Skip the pictures. Transcribe the rest of the data below without changing a word.

--- Begin ---

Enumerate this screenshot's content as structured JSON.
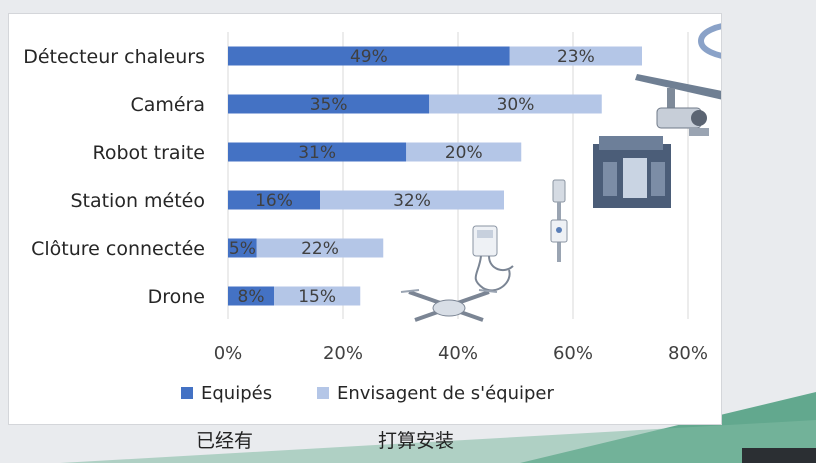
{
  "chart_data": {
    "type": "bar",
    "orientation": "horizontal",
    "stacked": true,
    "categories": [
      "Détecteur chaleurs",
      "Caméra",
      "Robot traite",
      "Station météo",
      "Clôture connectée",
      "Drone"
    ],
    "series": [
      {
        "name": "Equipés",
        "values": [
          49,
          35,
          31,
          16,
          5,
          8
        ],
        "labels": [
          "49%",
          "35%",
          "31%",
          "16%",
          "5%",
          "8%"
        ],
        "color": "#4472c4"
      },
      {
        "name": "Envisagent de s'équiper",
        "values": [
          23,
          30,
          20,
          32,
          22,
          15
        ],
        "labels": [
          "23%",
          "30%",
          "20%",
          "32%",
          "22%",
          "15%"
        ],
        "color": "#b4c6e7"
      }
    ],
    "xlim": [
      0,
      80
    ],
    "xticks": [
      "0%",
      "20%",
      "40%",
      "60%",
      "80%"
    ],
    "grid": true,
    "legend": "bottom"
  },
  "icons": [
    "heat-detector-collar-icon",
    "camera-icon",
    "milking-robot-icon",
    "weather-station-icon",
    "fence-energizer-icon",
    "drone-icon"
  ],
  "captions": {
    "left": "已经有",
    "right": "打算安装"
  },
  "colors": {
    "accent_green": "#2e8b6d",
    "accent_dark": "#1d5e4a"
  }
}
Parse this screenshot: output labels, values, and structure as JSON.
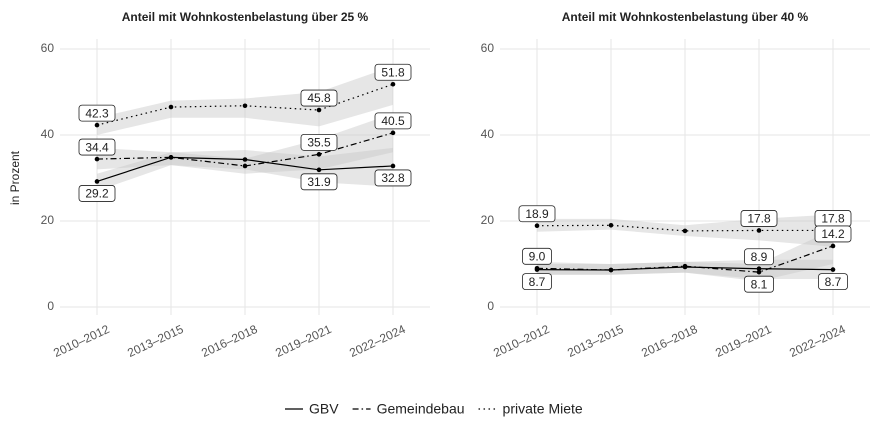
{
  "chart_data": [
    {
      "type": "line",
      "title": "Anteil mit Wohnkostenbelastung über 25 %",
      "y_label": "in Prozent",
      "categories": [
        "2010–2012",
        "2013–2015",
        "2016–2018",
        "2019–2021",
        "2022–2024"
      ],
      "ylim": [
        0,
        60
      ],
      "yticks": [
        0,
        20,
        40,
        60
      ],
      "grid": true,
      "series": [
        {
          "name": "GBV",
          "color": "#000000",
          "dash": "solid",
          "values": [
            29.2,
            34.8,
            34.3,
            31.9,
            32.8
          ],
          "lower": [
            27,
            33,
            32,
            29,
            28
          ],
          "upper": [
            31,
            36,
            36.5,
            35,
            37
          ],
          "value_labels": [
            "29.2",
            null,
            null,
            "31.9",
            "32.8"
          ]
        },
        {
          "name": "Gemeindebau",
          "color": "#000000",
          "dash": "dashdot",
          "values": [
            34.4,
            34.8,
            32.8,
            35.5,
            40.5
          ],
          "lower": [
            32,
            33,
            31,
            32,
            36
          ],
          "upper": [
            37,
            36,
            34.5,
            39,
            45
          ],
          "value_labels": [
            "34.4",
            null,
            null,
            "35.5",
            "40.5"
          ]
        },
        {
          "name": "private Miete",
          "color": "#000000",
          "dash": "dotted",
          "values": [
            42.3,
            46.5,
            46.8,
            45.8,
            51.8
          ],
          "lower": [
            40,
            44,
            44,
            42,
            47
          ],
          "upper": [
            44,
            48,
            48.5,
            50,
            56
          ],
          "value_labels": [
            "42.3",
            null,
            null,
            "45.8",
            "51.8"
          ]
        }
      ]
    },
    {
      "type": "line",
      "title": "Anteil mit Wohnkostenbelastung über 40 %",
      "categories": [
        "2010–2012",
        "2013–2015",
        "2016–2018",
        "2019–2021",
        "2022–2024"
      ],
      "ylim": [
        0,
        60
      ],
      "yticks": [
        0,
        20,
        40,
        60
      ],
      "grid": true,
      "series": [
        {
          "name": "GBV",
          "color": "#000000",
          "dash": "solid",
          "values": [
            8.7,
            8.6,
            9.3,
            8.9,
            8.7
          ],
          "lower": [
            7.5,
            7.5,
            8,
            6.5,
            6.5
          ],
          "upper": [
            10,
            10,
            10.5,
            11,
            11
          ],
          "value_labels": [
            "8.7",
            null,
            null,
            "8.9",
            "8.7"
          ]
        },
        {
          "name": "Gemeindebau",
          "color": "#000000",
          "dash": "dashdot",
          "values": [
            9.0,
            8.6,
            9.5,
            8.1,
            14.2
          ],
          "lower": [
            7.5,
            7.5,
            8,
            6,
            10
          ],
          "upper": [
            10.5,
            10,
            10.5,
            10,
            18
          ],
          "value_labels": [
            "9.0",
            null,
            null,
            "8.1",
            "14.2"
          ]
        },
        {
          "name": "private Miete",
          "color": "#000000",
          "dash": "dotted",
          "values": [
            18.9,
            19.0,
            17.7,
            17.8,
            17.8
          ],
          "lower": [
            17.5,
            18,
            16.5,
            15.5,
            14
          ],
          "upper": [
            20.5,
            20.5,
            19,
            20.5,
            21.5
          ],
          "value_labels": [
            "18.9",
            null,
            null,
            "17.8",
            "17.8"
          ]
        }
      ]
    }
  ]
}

--- End ---

▶ **Written solution**
Enumerate this screenshot's content as structured JSON.
{
  "chart_data": {
    "type": "bar",
    "orientation": "horizontal",
    "stacked": true,
    "categories": [
      "Détecteur chaleurs",
      "Caméra",
      "Robot traite",
      "Station météo",
      "Clôture connectée",
      "Drone"
    ],
    "series": [
      {
        "name": "Equipés",
        "values": [
          49,
          35,
          31,
          16,
          5,
          8
        ],
        "labels": [
          "49%",
          "35%",
          "31%",
          "16%",
          "5%",
          "8%"
        ],
        "color": "#4472c4"
      },
      {
        "name": "Envisagent de s'équiper",
        "values": [
          23,
          30,
          20,
          32,
          22,
          15
        ],
        "labels": [
          "23%",
          "30%",
          "20%",
          "32%",
          "22%",
          "15%"
        ],
        "color": "#b4c6e7"
      }
    ],
    "xlim": [
      0,
      80
    ],
    "xticks": [
      "0%",
      "20%",
      "40%",
      "60%",
      "80%"
    ],
    "grid": true,
    "legend": "bottom"
  },
  "icons": [
    "heat-detector-collar-icon",
    "camera-icon",
    "milking-robot-icon",
    "weather-station-icon",
    "fence-energizer-icon",
    "drone-icon"
  ],
  "captions": {
    "left": "已经有",
    "right": "打算安装"
  },
  "colors": {
    "accent_green": "#2e8b6d",
    "accent_dark": "#1d5e4a"
  }
}
Parse this screenshot: output labels, values, and structure as JSON.
{
  "chart_data": [
    {
      "type": "line",
      "title": "Anteil mit Wohnkostenbelastung über 25 %",
      "y_label": "in Prozent",
      "categories": [
        "2010–2012",
        "2013–2015",
        "2016–2018",
        "2019–2021",
        "2022–2024"
      ],
      "ylim": [
        0,
        60
      ],
      "yticks": [
        0,
        20,
        40,
        60
      ],
      "grid": true,
      "series": [
        {
          "name": "GBV",
          "color": "#000000",
          "dash": "solid",
          "values": [
            29.2,
            34.8,
            34.3,
            31.9,
            32.8
          ],
          "lower": [
            27,
            33,
            32,
            29,
            28
          ],
          "upper": [
            31,
            36,
            36.5,
            35,
            37
          ],
          "value_labels": [
            "29.2",
            null,
            null,
            "31.9",
            "32.8"
          ]
        },
        {
          "name": "Gemeindebau",
          "color": "#000000",
          "dash": "dashdot",
          "values": [
            34.4,
            34.8,
            32.8,
            35.5,
            40.5
          ],
          "lower": [
            32,
            33,
            31,
            32,
            36
          ],
          "upper": [
            37,
            36,
            34.5,
            39,
            45
          ],
          "value_labels": [
            "34.4",
            null,
            null,
            "35.5",
            "40.5"
          ]
        },
        {
          "name": "private Miete",
          "color": "#000000",
          "dash": "dotted",
          "values": [
            42.3,
            46.5,
            46.8,
            45.8,
            51.8
          ],
          "lower": [
            40,
            44,
            44,
            42,
            47
          ],
          "upper": [
            44,
            48,
            48.5,
            50,
            56
          ],
          "value_labels": [
            "42.3",
            null,
            null,
            "45.8",
            "51.8"
          ]
        }
      ]
    },
    {
      "type": "line",
      "title": "Anteil mit Wohnkostenbelastung über 40 %",
      "categories": [
        "2010–2012",
        "2013–2015",
        "2016–2018",
        "2019–2021",
        "2022–2024"
      ],
      "ylim": [
        0,
        60
      ],
      "yticks": [
        0,
        20,
        40,
        60
      ],
      "grid": true,
      "series": [
        {
          "name": "GBV",
          "color": "#000000",
          "dash": "solid",
          "values": [
            8.7,
            8.6,
            9.3,
            8.9,
            8.7
          ],
          "lower": [
            7.5,
            7.5,
            8,
            6.5,
            6.5
          ],
          "upper": [
            10,
            10,
            10.5,
            11,
            11
          ],
          "value_labels": [
            "8.7",
            null,
            null,
            "8.9",
            "8.7"
          ]
        },
        {
          "name": "Gemeindebau",
          "color": "#000000",
          "dash": "dashdot",
          "values": [
            9.0,
            8.6,
            9.5,
            8.1,
            14.2
          ],
          "lower": [
            7.5,
            7.5,
            8,
            6,
            10
          ],
          "upper": [
            10.5,
            10,
            10.5,
            10,
            18
          ],
          "value_labels": [
            "9.0",
            null,
            null,
            "8.1",
            "14.2"
          ]
        },
        {
          "name": "private Miete",
          "color": "#000000",
          "dash": "dotted",
          "values": [
            18.9,
            19.0,
            17.7,
            17.8,
            17.8
          ],
          "lower": [
            17.5,
            18,
            16.5,
            15.5,
            14
          ],
          "upper": [
            20.5,
            20.5,
            19,
            20.5,
            21.5
          ],
          "value_labels": [
            "18.9",
            null,
            null,
            "17.8",
            "17.8"
          ]
        }
      ]
    }
  ]
}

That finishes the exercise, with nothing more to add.